Records for this task:
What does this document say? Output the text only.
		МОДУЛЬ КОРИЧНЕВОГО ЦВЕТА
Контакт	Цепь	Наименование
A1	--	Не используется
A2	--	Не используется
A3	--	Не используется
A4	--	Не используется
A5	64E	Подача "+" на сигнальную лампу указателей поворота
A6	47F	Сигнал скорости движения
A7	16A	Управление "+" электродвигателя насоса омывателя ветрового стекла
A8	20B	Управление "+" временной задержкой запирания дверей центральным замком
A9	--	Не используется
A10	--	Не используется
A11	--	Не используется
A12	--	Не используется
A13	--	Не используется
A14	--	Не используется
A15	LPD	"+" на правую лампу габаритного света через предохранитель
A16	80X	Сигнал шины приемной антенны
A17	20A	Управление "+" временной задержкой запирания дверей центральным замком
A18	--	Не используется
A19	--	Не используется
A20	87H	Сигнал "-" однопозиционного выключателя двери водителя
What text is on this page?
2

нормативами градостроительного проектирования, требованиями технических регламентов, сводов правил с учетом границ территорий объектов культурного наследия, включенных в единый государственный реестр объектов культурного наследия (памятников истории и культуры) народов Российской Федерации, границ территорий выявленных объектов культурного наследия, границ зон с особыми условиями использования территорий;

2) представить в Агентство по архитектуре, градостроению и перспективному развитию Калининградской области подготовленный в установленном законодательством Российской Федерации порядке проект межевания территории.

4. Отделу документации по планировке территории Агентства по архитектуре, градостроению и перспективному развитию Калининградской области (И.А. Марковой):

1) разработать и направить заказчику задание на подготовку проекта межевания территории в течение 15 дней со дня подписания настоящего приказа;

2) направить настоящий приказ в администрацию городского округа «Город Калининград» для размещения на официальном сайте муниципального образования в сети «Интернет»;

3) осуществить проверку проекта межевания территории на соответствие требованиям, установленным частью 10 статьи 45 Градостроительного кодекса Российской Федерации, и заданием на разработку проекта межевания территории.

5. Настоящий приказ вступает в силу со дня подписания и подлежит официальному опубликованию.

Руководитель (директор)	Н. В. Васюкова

Written exercise: Above are some records; extract every one of them exactly.

Problem solution:
What does this document say? Output the text only.
		МОДУЛЬ КОРИЧНЕВОГО ЦВЕТА
Контакт	Цепь	Наименование
A1	--	Не используется
A2	--	Не используется
A3	--	Не используется
A4	--	Не используется
A5	64E	Подача "+" на сигнальную лампу указателей поворота
A6	47F	Сигнал скорости движения
A7	16A	Управление "+" электродвигателя насоса омывателя ветрового стекла
A8	20B	Управление "+" временной задержкой запирания дверей центральным замком
A9	--	Не используется
A10	--	Не используется
A11	--	Не используется
A12	--	Не используется
A13	--	Не используется
A14	--	Не используется
A15	LPD	"+" на правую лампу габаритного света через предохранитель
A16	80X	Сигнал шины приемной антенны
A17	20A	Управление "+" временной задержкой запирания дверей центральным замком
A18	--	Не используется
A19	--	Не используется
A20	87H	Сигнал "-" однопозиционного выключателя двери водителя
What text is on this page?
2

нормативами градостроительного проектирования, требованиями технических регламентов, сводов правил с учетом границ территорий объектов культурного наследия, включенных в единый государственный реестр объектов культурного наследия (памятников истории и культуры) народов Российской Федерации, границ территорий выявленных объектов культурного наследия, границ зон с особыми условиями использования территорий;

2) представить в Агентство по архитектуре, градостроению и перспективному развитию Калининградской области подготовленный в установленном законодательством Российской Федерации порядке проект межевания территории.

4. Отделу документации по планировке территории Агентства по архитектуре, градостроению и перспективному развитию Калининградской области (И.А. Марковой):

1) разработать и направить заказчику задание на подготовку проекта межевания территории в течение 15 дней со дня подписания настоящего приказа;

2) направить настоящий приказ в администрацию городского округа «Город Калининград» для размещения на официальном сайте муниципального образования в сети «Интернет»;

3) осуществить проверку проекта межевания территории на соответствие требованиям, установленным частью 10 статьи 45 Градостроительного кодекса Российской Федерации, и заданием на разработку проекта межевания территории.

5. Настоящий приказ вступает в силу со дня подписания и подлежит официальному опубликованию.

Руководитель (директор)	Н. В. Васюкова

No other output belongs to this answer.